(Layout coordinate data)

________________________

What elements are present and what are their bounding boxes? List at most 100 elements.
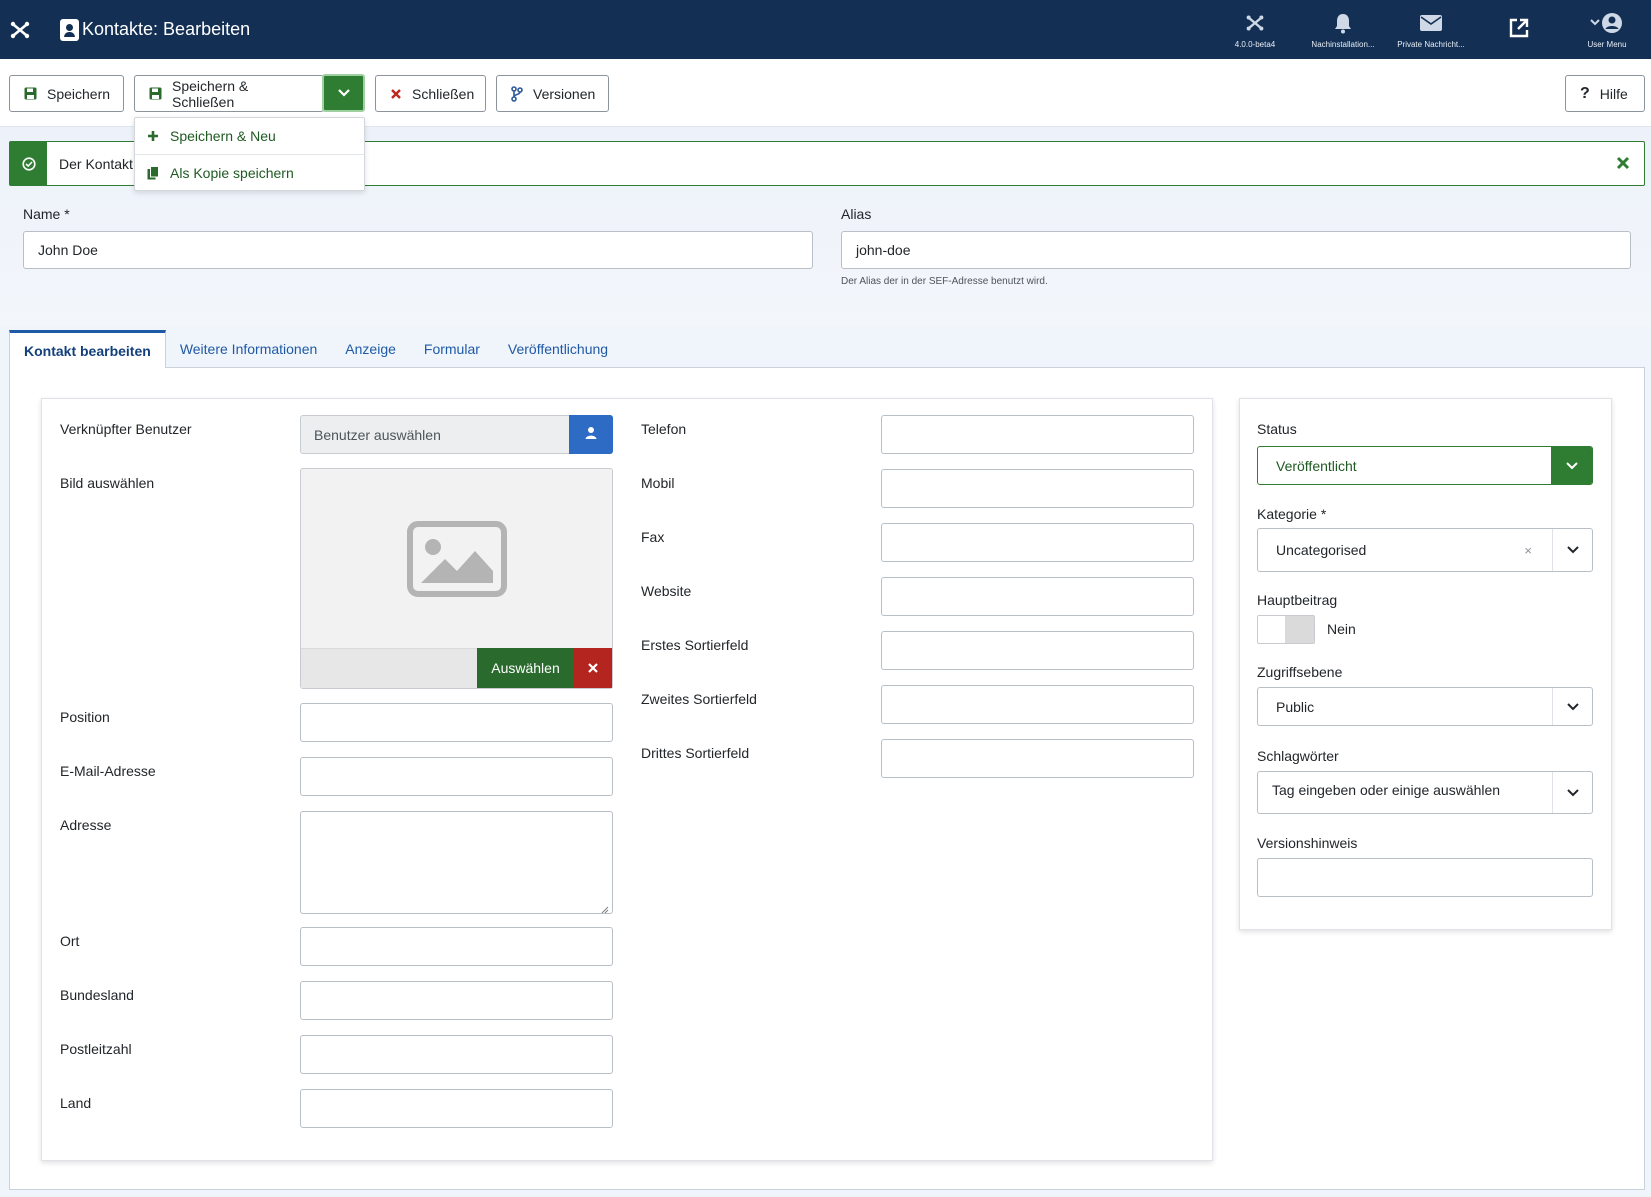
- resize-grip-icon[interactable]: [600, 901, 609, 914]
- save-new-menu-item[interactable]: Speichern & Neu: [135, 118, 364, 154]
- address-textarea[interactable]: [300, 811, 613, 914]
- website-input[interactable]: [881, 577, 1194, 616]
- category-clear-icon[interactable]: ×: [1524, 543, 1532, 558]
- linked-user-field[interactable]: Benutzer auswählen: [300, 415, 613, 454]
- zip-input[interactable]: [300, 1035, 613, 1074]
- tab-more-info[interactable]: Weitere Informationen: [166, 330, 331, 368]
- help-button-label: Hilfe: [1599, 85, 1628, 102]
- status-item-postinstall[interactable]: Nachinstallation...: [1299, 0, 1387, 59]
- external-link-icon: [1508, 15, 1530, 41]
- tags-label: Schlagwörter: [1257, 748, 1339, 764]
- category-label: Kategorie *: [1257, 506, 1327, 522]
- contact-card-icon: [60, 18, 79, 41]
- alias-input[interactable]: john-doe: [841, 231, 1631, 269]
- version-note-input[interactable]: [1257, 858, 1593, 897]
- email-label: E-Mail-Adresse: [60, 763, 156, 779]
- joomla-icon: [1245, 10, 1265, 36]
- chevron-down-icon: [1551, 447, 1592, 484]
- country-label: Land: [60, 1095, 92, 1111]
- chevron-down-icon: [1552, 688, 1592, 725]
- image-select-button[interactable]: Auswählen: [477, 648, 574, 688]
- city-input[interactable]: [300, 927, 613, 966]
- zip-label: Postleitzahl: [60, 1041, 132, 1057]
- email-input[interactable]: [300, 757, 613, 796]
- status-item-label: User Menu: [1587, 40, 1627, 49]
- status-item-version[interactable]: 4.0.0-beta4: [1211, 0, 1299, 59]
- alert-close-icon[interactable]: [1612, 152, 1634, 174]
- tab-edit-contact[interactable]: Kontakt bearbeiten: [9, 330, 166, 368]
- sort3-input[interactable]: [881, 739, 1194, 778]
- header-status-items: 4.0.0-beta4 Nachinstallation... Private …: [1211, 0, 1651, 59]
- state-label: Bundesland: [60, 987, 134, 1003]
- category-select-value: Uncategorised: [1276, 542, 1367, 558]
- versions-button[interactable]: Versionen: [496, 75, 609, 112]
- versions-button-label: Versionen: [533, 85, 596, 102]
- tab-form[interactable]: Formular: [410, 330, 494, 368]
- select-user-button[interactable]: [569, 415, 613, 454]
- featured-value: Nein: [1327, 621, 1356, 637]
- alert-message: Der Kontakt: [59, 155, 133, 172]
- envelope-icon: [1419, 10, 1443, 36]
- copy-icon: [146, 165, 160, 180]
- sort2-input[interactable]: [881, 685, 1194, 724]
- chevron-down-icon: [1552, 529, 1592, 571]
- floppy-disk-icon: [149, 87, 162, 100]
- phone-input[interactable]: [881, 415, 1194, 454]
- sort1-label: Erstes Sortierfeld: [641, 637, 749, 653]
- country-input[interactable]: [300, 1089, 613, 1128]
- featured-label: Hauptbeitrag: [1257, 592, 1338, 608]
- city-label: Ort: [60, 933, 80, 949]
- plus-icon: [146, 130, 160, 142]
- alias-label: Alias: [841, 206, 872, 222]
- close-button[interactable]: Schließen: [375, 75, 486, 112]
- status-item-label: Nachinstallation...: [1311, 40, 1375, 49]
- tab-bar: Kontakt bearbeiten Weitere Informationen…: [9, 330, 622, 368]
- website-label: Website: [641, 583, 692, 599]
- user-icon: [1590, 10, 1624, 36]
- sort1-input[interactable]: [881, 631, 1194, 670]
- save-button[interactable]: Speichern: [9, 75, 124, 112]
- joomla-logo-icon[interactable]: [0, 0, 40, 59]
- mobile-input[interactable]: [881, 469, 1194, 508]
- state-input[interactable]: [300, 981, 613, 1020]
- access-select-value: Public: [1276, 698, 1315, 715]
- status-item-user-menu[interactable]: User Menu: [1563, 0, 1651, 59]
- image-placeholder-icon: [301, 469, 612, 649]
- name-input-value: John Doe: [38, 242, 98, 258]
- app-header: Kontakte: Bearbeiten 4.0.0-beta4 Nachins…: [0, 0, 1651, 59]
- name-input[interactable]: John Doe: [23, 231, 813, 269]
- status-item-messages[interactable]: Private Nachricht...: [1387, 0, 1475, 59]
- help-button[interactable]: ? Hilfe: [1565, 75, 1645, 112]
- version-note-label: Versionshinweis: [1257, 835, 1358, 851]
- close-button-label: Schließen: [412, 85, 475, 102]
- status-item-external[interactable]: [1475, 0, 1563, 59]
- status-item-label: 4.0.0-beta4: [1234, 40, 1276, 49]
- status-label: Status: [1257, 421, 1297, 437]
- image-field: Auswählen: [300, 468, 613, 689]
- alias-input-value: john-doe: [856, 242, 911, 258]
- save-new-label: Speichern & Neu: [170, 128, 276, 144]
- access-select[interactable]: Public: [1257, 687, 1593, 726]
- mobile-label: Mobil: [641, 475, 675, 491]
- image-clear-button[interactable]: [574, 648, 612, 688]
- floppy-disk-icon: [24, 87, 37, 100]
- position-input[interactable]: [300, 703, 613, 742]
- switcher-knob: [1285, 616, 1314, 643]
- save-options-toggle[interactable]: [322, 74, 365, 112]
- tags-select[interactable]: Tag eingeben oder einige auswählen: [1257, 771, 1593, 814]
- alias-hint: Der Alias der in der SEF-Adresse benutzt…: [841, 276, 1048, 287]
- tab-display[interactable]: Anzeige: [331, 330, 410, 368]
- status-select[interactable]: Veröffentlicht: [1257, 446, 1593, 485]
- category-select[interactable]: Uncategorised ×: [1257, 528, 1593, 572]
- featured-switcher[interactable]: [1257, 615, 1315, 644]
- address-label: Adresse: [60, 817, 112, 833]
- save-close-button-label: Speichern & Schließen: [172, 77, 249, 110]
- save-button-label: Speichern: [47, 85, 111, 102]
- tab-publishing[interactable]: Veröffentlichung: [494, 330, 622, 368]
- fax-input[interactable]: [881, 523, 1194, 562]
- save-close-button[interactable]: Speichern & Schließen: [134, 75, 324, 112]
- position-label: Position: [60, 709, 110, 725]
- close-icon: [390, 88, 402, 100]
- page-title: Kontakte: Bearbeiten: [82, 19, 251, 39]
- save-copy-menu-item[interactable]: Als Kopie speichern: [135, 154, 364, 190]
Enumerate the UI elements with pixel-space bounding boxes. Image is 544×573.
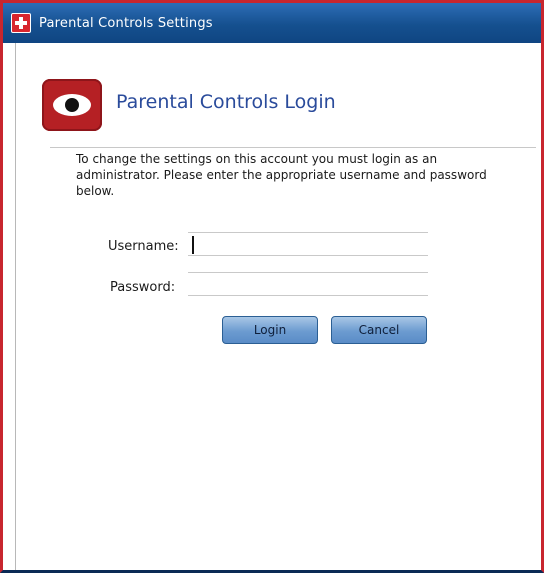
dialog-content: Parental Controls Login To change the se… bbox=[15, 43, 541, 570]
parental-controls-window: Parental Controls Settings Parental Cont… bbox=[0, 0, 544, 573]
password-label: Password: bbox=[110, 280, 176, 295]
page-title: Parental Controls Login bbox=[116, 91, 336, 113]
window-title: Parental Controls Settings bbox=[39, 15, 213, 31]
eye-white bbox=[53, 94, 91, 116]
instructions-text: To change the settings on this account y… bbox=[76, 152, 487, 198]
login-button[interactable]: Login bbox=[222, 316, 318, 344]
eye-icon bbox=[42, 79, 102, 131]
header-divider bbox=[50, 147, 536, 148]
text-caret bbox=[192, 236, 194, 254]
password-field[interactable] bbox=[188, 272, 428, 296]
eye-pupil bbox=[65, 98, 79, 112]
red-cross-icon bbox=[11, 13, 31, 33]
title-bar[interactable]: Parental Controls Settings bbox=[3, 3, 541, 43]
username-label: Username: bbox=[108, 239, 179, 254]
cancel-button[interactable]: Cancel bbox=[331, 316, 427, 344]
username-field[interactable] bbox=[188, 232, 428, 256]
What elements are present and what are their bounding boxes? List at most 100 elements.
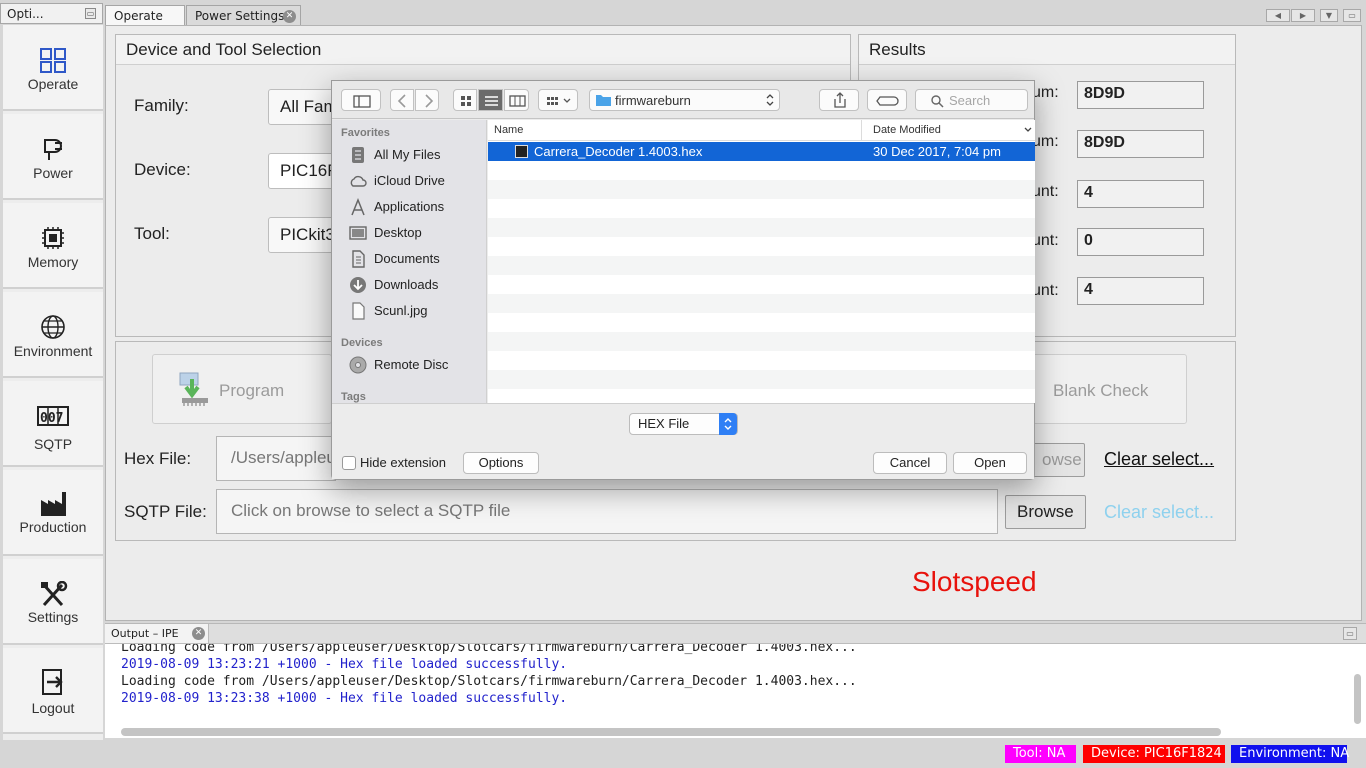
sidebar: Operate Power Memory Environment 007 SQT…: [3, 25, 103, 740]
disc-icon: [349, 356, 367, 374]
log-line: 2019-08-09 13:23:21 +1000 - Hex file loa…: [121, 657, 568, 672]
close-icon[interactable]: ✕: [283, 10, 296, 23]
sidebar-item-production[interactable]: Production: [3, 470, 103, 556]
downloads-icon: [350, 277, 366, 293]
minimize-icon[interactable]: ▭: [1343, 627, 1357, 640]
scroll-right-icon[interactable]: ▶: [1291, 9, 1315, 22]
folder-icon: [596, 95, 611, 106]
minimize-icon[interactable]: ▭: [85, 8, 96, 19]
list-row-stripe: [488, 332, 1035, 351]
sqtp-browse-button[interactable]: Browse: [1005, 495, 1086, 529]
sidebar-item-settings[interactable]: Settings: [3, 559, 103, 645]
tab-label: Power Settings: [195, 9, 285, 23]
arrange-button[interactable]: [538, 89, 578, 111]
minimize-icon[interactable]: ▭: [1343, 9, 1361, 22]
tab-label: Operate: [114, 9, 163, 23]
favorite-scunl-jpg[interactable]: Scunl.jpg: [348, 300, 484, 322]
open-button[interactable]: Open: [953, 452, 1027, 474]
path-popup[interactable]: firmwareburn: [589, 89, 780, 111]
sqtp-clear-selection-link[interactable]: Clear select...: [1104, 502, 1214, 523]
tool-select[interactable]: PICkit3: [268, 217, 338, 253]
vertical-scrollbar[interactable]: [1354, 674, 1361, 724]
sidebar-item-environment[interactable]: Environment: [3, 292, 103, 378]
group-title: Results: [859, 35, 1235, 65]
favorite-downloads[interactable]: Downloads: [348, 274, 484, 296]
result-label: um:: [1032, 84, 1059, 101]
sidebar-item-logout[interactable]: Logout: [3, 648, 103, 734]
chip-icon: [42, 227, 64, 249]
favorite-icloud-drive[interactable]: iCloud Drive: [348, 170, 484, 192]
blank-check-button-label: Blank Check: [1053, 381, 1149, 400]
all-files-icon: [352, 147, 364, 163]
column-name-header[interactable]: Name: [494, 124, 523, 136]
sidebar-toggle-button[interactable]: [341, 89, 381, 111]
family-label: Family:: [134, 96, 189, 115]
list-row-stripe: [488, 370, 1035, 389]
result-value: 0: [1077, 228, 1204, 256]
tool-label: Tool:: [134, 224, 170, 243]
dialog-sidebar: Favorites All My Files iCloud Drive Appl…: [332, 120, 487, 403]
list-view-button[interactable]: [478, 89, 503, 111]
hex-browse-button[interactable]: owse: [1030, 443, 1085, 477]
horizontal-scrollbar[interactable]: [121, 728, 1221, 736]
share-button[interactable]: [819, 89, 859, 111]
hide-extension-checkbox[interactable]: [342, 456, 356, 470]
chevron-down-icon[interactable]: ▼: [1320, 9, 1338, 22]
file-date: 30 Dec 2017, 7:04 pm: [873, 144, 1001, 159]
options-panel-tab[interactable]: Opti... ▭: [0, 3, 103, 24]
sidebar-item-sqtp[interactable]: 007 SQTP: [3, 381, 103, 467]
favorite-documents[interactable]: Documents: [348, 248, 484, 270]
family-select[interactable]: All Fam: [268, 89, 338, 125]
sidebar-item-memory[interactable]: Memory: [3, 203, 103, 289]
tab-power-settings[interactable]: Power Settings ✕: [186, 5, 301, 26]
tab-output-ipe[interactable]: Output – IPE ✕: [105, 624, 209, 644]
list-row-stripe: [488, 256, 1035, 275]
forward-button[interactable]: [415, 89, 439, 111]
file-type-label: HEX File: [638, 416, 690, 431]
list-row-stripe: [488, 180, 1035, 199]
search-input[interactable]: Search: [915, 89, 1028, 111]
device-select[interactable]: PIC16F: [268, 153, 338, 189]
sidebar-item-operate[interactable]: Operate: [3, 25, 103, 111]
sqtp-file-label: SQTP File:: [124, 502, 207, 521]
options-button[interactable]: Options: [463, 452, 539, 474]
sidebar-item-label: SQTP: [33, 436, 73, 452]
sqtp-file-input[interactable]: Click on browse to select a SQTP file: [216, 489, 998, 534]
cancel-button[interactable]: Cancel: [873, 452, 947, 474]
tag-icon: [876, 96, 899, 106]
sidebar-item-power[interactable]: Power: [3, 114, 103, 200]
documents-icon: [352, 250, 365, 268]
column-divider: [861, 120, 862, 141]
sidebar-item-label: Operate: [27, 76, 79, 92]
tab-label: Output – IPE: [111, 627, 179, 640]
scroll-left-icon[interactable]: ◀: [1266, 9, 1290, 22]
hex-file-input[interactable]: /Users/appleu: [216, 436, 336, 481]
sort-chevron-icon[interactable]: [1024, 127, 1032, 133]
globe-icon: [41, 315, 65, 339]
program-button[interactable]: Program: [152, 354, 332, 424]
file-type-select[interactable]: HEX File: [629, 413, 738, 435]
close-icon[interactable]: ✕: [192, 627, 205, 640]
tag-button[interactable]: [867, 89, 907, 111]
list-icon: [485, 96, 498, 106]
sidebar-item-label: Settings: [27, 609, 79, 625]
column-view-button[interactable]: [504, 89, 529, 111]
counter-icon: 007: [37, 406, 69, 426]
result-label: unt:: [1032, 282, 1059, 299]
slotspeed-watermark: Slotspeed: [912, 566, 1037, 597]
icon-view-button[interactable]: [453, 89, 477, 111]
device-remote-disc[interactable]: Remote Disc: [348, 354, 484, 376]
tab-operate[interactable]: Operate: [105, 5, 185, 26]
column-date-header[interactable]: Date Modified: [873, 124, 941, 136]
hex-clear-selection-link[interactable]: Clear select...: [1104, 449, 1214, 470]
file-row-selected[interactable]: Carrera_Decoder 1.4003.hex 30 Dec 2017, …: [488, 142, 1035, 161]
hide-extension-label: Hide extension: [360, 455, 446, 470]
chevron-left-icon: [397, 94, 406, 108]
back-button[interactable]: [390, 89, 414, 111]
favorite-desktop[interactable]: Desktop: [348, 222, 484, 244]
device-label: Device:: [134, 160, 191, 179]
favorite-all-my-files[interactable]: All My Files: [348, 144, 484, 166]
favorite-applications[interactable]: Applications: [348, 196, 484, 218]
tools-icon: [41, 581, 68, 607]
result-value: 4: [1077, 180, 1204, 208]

________________________

Written instruction: Rewrite the lines of the listing above as a numbered list, starting with the line that contains "sidebar: Operate Power" and going on through the line that contains "close-icon[interactable]: ✕: [283, 10, 296, 23]". Leave out any blank lines.

Task response:
1. sidebar: Operate Power Memory Environment 007 SQT…: [3, 25, 103, 740]
2. disc-icon: [349, 356, 367, 374]
3. log-line: 2019-08-09 13:23:21 +1000 - Hex file loa…: [121, 657, 568, 672]
4. close-icon[interactable]: ✕: [283, 10, 296, 23]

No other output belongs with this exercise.